BRIEF: Copy the lines holding the word "Posición", all of them.

Chart and figure data
++++++

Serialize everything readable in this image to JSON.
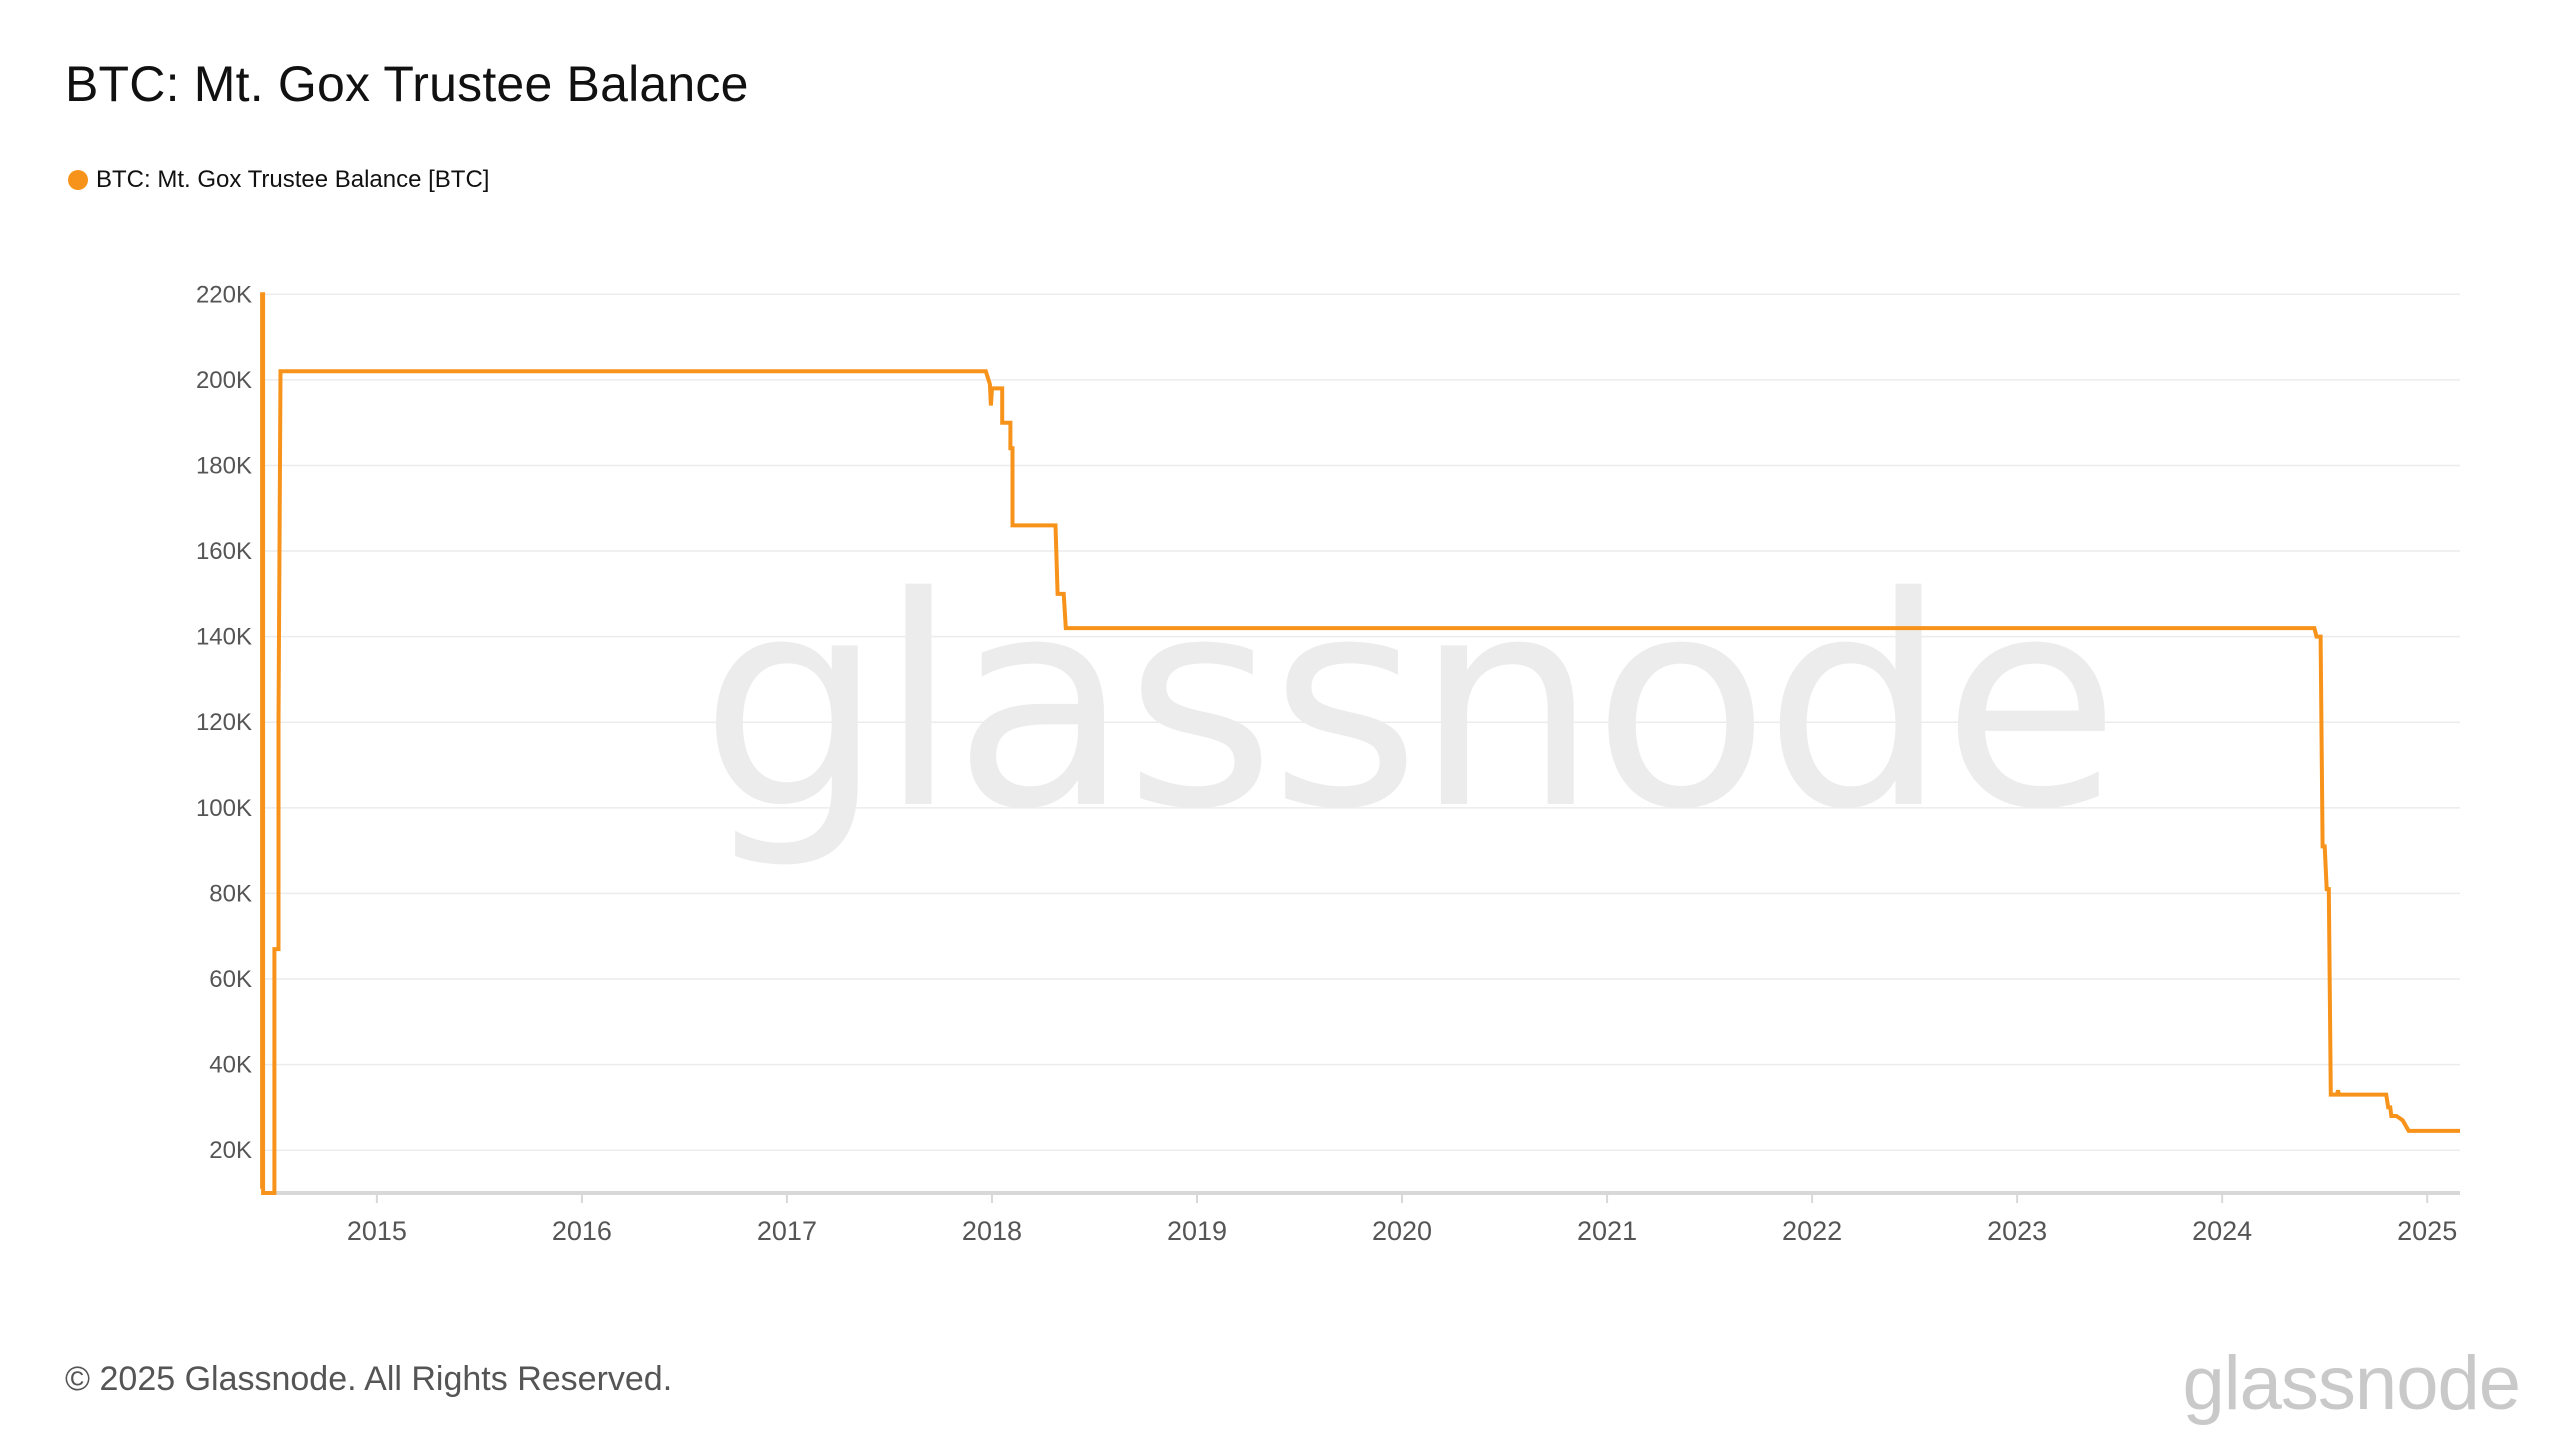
{
  "colors": {
    "series": "#f7931a",
    "grid": "#ececec",
    "axis": "#d8d8d8",
    "tick_text": "#555555"
  },
  "watermark": "glassnode",
  "footer": {
    "copyright": "© 2025 Glassnode. All Rights Reserved.",
    "logo": "glassnode"
  },
  "chart_data": {
    "type": "line",
    "title": "BTC: Mt. Gox Trustee Balance",
    "xlabel": "",
    "ylabel": "",
    "legend": {
      "placement": "top-left",
      "entries": [
        "BTC: Mt. Gox Trustee Balance [BTC]"
      ]
    },
    "grid": true,
    "ylim": [
      10000,
      221000
    ],
    "xlim": [
      2014.43,
      2025.16
    ],
    "y_ticks": [
      20000,
      40000,
      60000,
      80000,
      100000,
      120000,
      140000,
      160000,
      180000,
      200000,
      220000
    ],
    "y_tick_labels": [
      "20K",
      "40K",
      "60K",
      "80K",
      "100K",
      "120K",
      "140K",
      "160K",
      "180K",
      "200K",
      "220K"
    ],
    "x_ticks": [
      2015,
      2016,
      2017,
      2018,
      2019,
      2020,
      2021,
      2022,
      2023,
      2024,
      2025
    ],
    "x_tick_labels": [
      "2015",
      "2016",
      "2017",
      "2018",
      "2019",
      "2020",
      "2021",
      "2022",
      "2023",
      "2024",
      "2025"
    ],
    "series": [
      {
        "name": "BTC: Mt. Gox Trustee Balance [BTC]",
        "points": [
          [
            2014.44,
            11000
          ],
          [
            2014.44,
            220000
          ],
          [
            2014.445,
            220000
          ],
          [
            2014.445,
            10000
          ],
          [
            2014.5,
            10000
          ],
          [
            2014.5,
            67000
          ],
          [
            2014.52,
            67000
          ],
          [
            2014.52,
            120000
          ],
          [
            2014.53,
            202000
          ],
          [
            2017.97,
            202000
          ],
          [
            2017.99,
            199000
          ],
          [
            2017.995,
            194000
          ],
          [
            2018.0,
            198000
          ],
          [
            2018.05,
            198000
          ],
          [
            2018.05,
            190000
          ],
          [
            2018.09,
            190000
          ],
          [
            2018.09,
            184000
          ],
          [
            2018.1,
            184000
          ],
          [
            2018.1,
            166000
          ],
          [
            2018.31,
            166000
          ],
          [
            2018.32,
            150000
          ],
          [
            2018.35,
            150000
          ],
          [
            2018.36,
            142000
          ],
          [
            2024.45,
            142000
          ],
          [
            2024.46,
            140000
          ],
          [
            2024.48,
            140000
          ],
          [
            2024.49,
            91000
          ],
          [
            2024.5,
            91000
          ],
          [
            2024.51,
            81000
          ],
          [
            2024.52,
            81000
          ],
          [
            2024.53,
            33000
          ],
          [
            2024.56,
            33000
          ],
          [
            2024.565,
            34000
          ],
          [
            2024.57,
            33000
          ],
          [
            2024.8,
            33000
          ],
          [
            2024.81,
            30000
          ],
          [
            2024.82,
            30000
          ],
          [
            2024.825,
            28000
          ],
          [
            2024.85,
            28000
          ],
          [
            2024.88,
            27000
          ],
          [
            2024.91,
            24500
          ],
          [
            2025.16,
            24500
          ]
        ]
      }
    ]
  }
}
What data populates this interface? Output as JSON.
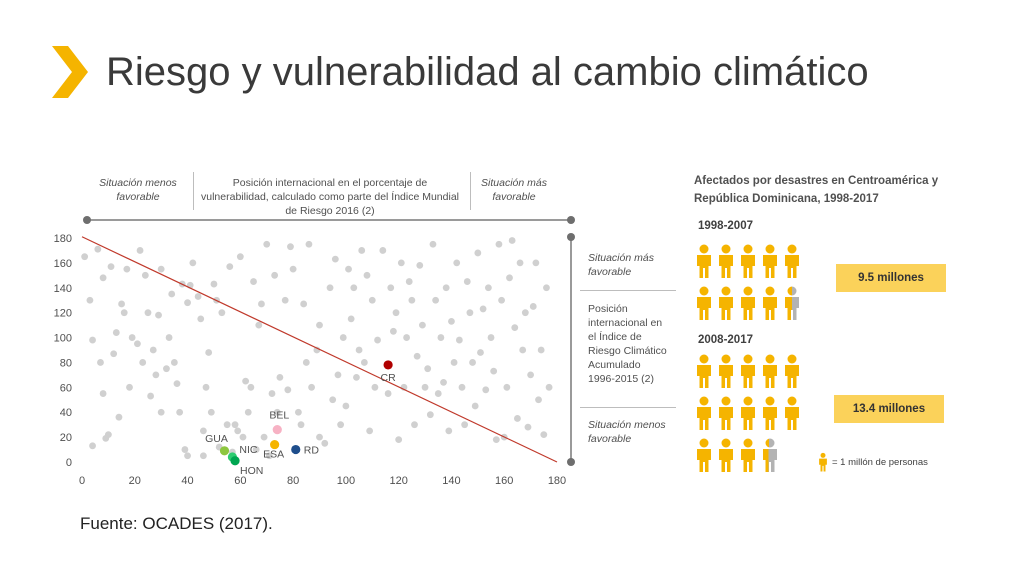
{
  "slide": {
    "title": "Riesgo y vulnerabilidad al cambio climático",
    "source": "Fuente: OCADES (2017).",
    "accent_color": "#f5b400"
  },
  "scatter_header": {
    "left": "Situación menos favorable",
    "center": "Posición internacional en el porcentaje de vulnerabilidad, calculado como parte del Índice Mundial de Riesgo 2016 (2)",
    "right": "Situación más favorable"
  },
  "scatter_side": {
    "top": "Situación más favorable",
    "middle": "Posición internacional en el Índice de Riesgo Climático Acumulado 1996-2015 (2)",
    "bottom": "Situación menos favorable"
  },
  "chart_data": [
    {
      "type": "scatter",
      "xlim": [
        0,
        180
      ],
      "ylim": [
        0,
        180
      ],
      "x_ticks": [
        0,
        20,
        40,
        60,
        80,
        100,
        120,
        140,
        160,
        180
      ],
      "y_ticks": [
        0,
        20,
        40,
        60,
        80,
        100,
        120,
        140,
        160,
        180
      ],
      "grid": false,
      "trend_line": {
        "x": [
          0,
          180
        ],
        "y": [
          181,
          0
        ],
        "color": "#c0392b"
      },
      "highlighted": [
        {
          "label": "GUA",
          "x": 54,
          "y": 9,
          "color": "#8dc63f"
        },
        {
          "label": "NIC",
          "x": 57,
          "y": 4,
          "color": "#2ecc71"
        },
        {
          "label": "HON",
          "x": 58,
          "y": 1,
          "color": "#00a651"
        },
        {
          "label": "ESA",
          "x": 73,
          "y": 14,
          "color": "#f5b400"
        },
        {
          "label": "BEL",
          "x": 74,
          "y": 26,
          "color": "#f7b2c4"
        },
        {
          "label": "RD",
          "x": 81,
          "y": 10,
          "color": "#1f4e8c"
        },
        {
          "label": "CR",
          "x": 116,
          "y": 78,
          "color": "#b00000"
        }
      ],
      "other_points_color": "#d0d0d0",
      "other_points": [
        [
          1,
          165
        ],
        [
          3,
          130
        ],
        [
          4,
          98
        ],
        [
          4,
          13
        ],
        [
          6,
          171
        ],
        [
          7,
          80
        ],
        [
          8,
          148
        ],
        [
          8,
          55
        ],
        [
          9,
          19
        ],
        [
          10,
          22
        ],
        [
          11,
          157
        ],
        [
          12,
          87
        ],
        [
          13,
          104
        ],
        [
          14,
          36
        ],
        [
          15,
          127
        ],
        [
          16,
          120
        ],
        [
          17,
          155
        ],
        [
          18,
          60
        ],
        [
          19,
          100
        ],
        [
          21,
          95
        ],
        [
          22,
          170
        ],
        [
          23,
          80
        ],
        [
          24,
          150
        ],
        [
          25,
          120
        ],
        [
          26,
          53
        ],
        [
          27,
          90
        ],
        [
          28,
          70
        ],
        [
          29,
          118
        ],
        [
          30,
          155
        ],
        [
          30,
          40
        ],
        [
          32,
          75
        ],
        [
          33,
          100
        ],
        [
          34,
          135
        ],
        [
          35,
          80
        ],
        [
          36,
          63
        ],
        [
          37,
          40
        ],
        [
          38,
          143
        ],
        [
          39,
          10
        ],
        [
          40,
          5
        ],
        [
          40,
          128
        ],
        [
          41,
          142
        ],
        [
          42,
          160
        ],
        [
          44,
          133
        ],
        [
          45,
          115
        ],
        [
          46,
          25
        ],
        [
          46,
          5
        ],
        [
          47,
          60
        ],
        [
          48,
          88
        ],
        [
          49,
          40
        ],
        [
          50,
          143
        ],
        [
          51,
          130
        ],
        [
          52,
          12
        ],
        [
          53,
          120
        ],
        [
          55,
          30
        ],
        [
          56,
          157
        ],
        [
          57,
          8
        ],
        [
          58,
          30
        ],
        [
          59,
          25
        ],
        [
          60,
          165
        ],
        [
          61,
          20
        ],
        [
          62,
          65
        ],
        [
          63,
          40
        ],
        [
          64,
          60
        ],
        [
          65,
          145
        ],
        [
          66,
          10
        ],
        [
          67,
          110
        ],
        [
          68,
          127
        ],
        [
          69,
          20
        ],
        [
          70,
          175
        ],
        [
          71,
          5
        ],
        [
          72,
          55
        ],
        [
          73,
          150
        ],
        [
          74,
          40
        ],
        [
          75,
          68
        ],
        [
          77,
          130
        ],
        [
          78,
          58
        ],
        [
          79,
          173
        ],
        [
          80,
          155
        ],
        [
          82,
          40
        ],
        [
          83,
          30
        ],
        [
          84,
          127
        ],
        [
          85,
          80
        ],
        [
          86,
          175
        ],
        [
          87,
          60
        ],
        [
          89,
          90
        ],
        [
          90,
          110
        ],
        [
          90,
          20
        ],
        [
          92,
          15
        ],
        [
          94,
          140
        ],
        [
          95,
          50
        ],
        [
          96,
          163
        ],
        [
          97,
          70
        ],
        [
          98,
          30
        ],
        [
          99,
          100
        ],
        [
          100,
          45
        ],
        [
          101,
          155
        ],
        [
          102,
          115
        ],
        [
          103,
          140
        ],
        [
          104,
          68
        ],
        [
          105,
          90
        ],
        [
          106,
          170
        ],
        [
          107,
          80
        ],
        [
          108,
          150
        ],
        [
          109,
          25
        ],
        [
          110,
          130
        ],
        [
          111,
          60
        ],
        [
          112,
          98
        ],
        [
          114,
          170
        ],
        [
          116,
          55
        ],
        [
          117,
          140
        ],
        [
          118,
          105
        ],
        [
          119,
          120
        ],
        [
          120,
          18
        ],
        [
          121,
          160
        ],
        [
          122,
          60
        ],
        [
          123,
          100
        ],
        [
          124,
          145
        ],
        [
          125,
          130
        ],
        [
          126,
          30
        ],
        [
          127,
          85
        ],
        [
          128,
          158
        ],
        [
          129,
          110
        ],
        [
          130,
          60
        ],
        [
          131,
          75
        ],
        [
          132,
          38
        ],
        [
          133,
          175
        ],
        [
          134,
          130
        ],
        [
          135,
          55
        ],
        [
          136,
          100
        ],
        [
          137,
          64
        ],
        [
          138,
          140
        ],
        [
          139,
          25
        ],
        [
          140,
          113
        ],
        [
          141,
          80
        ],
        [
          142,
          160
        ],
        [
          143,
          98
        ],
        [
          144,
          60
        ],
        [
          145,
          30
        ],
        [
          146,
          145
        ],
        [
          147,
          120
        ],
        [
          148,
          80
        ],
        [
          149,
          45
        ],
        [
          150,
          168
        ],
        [
          151,
          88
        ],
        [
          152,
          123
        ],
        [
          153,
          58
        ],
        [
          154,
          140
        ],
        [
          155,
          100
        ],
        [
          156,
          73
        ],
        [
          157,
          18
        ],
        [
          158,
          175
        ],
        [
          159,
          130
        ],
        [
          160,
          20
        ],
        [
          161,
          60
        ],
        [
          162,
          148
        ],
        [
          163,
          178
        ],
        [
          164,
          108
        ],
        [
          165,
          35
        ],
        [
          166,
          160
        ],
        [
          167,
          90
        ],
        [
          168,
          120
        ],
        [
          169,
          28
        ],
        [
          170,
          70
        ],
        [
          171,
          125
        ],
        [
          172,
          160
        ],
        [
          173,
          50
        ],
        [
          174,
          90
        ],
        [
          175,
          22
        ],
        [
          176,
          140
        ],
        [
          177,
          60
        ]
      ]
    },
    {
      "type": "pictogram",
      "title": "Afectados por desastres en Centroamérica y República Dominicana, 1998-2017",
      "unit": "= 1 millón de personas",
      "series": [
        {
          "name": "1998-2007",
          "value": 9.5,
          "label": "9.5 millones"
        },
        {
          "name": "2008-2017",
          "value": 13.4,
          "label": "13.4 millones"
        }
      ],
      "icon_color": "#f5b400",
      "partial_color": "#b3b3b3"
    }
  ]
}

++++++

RESPONSE TO THIS TASK:
    "center": "Posición internacional en el porcentaje de vulnerabilidad, calculado como parte del Índice Mundial de Riesgo 2016 (2)",
    "middle": "Posición internacional en el Índice de Riesgo Climático Acumulado 1996-2015 (2)",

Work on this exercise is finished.